* Document extract *
-----

Very smart integration layer with Rhino and Android components factory API ! Although i would love to see if ES7/8 features are also make their way.... may be GraalJS can help ... not sure about this.
Looking at the API it supports i think for the most apps i use on daily basis can be prototyped without the bulky Android Studio.
More modern Javascript implementations is something I had in mind since the beginning. I played a bit with J2V8 but the amount of work to migrate it from Rhino is a bit too much!
Slightly off topic, but I love the site design here - the demos at the top illustrate it perfectly and simply, and it's one of few scroll-to-reveals I've seen that actually makes sense, and doesn't feel over the top.
1. The scripts you write calls directly to Java methods, so is much easier to access Android API calls
2. PHONK is not only a framework, is a development environment that lives in your phone, so no needs to install npm or any other tool in your computer. You can write scripts directly on the phone, or using a remote Web Editor that is hosted by the device itself
3. The PHONK API is tailored for quick prototyping, making and exploration. I invite you to have a look to the built-int examples and see how easy is to access sensor data, communicate with Bluetooth Low Energy, add maps or create interactive sound to name a few things!
PHONK supports live execution. You can select the code you want to run and press Control or CMD + Shift + X and it will execute, which is pretty handy.
Is not a debugger but it helps quite a lot to debug :)
What debugging workflow do you think would be important?
It is lovely to mess with. What are the apps that are not possible with this ? Is the API coverage full ? Can I make an app with it packaging PHONK + script ?
PHONK has some "shortcuts" to make prototyping and experimentation fast, such normalized UI positioning instead of complex but powerful layout systems.

-----

* Goal of the exercise *
Please pick up the PHONK discussion above after its last comment and continue it.

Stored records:
-----

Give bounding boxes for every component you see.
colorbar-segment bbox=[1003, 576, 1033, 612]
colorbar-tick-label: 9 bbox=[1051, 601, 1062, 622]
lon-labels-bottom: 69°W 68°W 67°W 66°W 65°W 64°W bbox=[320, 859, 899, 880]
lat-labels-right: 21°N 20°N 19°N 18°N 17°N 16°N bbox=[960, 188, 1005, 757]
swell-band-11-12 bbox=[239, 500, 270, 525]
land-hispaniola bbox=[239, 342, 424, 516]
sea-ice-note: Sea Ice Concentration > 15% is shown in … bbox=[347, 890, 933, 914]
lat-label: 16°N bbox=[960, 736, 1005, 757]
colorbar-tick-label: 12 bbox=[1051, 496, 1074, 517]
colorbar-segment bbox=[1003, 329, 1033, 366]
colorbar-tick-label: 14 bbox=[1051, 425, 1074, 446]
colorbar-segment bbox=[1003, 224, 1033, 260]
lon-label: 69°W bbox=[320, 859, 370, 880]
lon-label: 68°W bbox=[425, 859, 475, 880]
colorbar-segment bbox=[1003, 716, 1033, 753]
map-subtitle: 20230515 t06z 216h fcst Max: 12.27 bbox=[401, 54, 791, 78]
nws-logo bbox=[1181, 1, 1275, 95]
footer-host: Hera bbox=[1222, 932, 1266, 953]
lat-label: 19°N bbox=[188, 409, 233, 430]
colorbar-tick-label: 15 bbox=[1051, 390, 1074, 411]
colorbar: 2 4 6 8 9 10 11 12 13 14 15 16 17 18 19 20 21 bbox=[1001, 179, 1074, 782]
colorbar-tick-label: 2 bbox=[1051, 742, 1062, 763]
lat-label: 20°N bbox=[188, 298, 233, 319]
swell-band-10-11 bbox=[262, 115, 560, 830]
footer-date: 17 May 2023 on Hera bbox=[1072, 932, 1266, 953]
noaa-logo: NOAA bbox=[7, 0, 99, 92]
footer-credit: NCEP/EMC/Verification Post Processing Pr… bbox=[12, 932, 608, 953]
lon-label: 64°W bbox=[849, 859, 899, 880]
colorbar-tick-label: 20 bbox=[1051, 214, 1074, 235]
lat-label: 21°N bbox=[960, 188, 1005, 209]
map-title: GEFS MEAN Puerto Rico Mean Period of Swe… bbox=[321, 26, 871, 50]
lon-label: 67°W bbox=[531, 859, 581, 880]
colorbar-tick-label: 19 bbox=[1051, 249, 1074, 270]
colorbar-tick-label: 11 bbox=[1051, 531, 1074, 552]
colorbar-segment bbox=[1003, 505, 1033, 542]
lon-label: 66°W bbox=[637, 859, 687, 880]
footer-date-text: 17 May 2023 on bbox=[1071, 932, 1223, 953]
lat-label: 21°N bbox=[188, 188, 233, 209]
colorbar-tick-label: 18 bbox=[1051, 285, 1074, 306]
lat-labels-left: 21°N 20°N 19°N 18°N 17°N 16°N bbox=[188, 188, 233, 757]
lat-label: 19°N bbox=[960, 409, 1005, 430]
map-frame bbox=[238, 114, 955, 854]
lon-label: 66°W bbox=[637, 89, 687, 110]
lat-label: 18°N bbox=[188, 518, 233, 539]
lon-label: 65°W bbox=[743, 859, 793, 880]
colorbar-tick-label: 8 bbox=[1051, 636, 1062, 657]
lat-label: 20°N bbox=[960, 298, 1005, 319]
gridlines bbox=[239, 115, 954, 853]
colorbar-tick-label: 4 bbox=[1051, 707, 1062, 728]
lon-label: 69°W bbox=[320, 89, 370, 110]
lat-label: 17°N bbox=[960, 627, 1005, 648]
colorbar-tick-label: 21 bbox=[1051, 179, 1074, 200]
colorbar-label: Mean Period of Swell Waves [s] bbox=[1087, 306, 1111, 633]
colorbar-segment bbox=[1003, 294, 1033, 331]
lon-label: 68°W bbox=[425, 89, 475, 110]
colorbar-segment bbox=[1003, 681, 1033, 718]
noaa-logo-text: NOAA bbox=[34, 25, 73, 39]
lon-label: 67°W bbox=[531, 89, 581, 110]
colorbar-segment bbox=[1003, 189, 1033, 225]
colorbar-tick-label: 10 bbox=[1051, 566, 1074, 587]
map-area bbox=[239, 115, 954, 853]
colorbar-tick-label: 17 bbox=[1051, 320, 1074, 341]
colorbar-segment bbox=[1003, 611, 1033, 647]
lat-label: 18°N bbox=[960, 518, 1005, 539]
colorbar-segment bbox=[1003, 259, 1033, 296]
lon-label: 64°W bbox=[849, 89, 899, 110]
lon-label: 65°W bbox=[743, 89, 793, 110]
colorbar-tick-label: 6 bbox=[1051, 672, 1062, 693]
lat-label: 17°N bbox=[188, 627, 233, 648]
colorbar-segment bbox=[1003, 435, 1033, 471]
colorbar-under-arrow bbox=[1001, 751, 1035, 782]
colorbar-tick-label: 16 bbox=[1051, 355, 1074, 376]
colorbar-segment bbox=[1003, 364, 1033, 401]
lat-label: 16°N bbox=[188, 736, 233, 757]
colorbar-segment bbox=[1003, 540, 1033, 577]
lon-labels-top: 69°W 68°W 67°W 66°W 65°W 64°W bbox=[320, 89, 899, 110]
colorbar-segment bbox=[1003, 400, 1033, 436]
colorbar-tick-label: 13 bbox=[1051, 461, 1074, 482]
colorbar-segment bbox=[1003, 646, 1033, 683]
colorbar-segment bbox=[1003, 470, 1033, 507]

-----

* Result of the task *
so for example you can write the following to include a button
ui.addButton('Click me', 0.1, 0.1, 0.8, 0.2)
That's quite fast to do, but on the other side it makes it a bit cumbersome if your UI is complex and you need to support lots of screen sizes.
The good thing is that PHONK is quite easy to extend and virtually you could expose any Android API to the Javascript engine.
Packaging a PHONK script is possible but I haven't had much time yet to write a guide. I you want, you can follow this issue and upvote it if you think is worth it to have a guide! https://github.com/victordiaz/phonk/issues/9
Did I understand that right, if you have PHONK on your phone, you can write code that affects the phone? Can you brick your own phone accidentally? Or at least cause it to need to be restarted? I guess that's true for anything that can write/run code on itself.
Since everything is scripted and you only write user "apps", it is pretty safe in Android. Apps in Android have very good sandboxing and is virtually impossible to break anything :)
Sometimes if you write some code that makes PHONK unhappy, the app will freeze / crash but that's all :)
- PHONK is a full dev environment that lives within the phone / tablet
- The Web Editor is hosted inside the device and served using a web server. So no 3rd party servers / cloud needed.
- It can access the device sensors in a couple of lines of code
- Has support for Websockets, MQTT, OSC, Midi, Bluetooth, Bluetooth BLE, NFC and more in a very concise way
- You can connect an Arduino straight to the phone with a USB OTG cable and communicate with it
- UI uses normalized coordinates, which is very handy for prototyping. It comes with a variety of views for most needs. You can also create a custom one.
- There is live code execution from the Web Editor. Just select the code => Control (or CMD) + Shift + X and that code will be live executed.
- PHONK comes with a Console, so you can console out wirelessly to the Web Editor.
- It comes with OpenStreetMaps support by default
- More advanced 2d and 3d graphics can be done through Processing which is included as a library.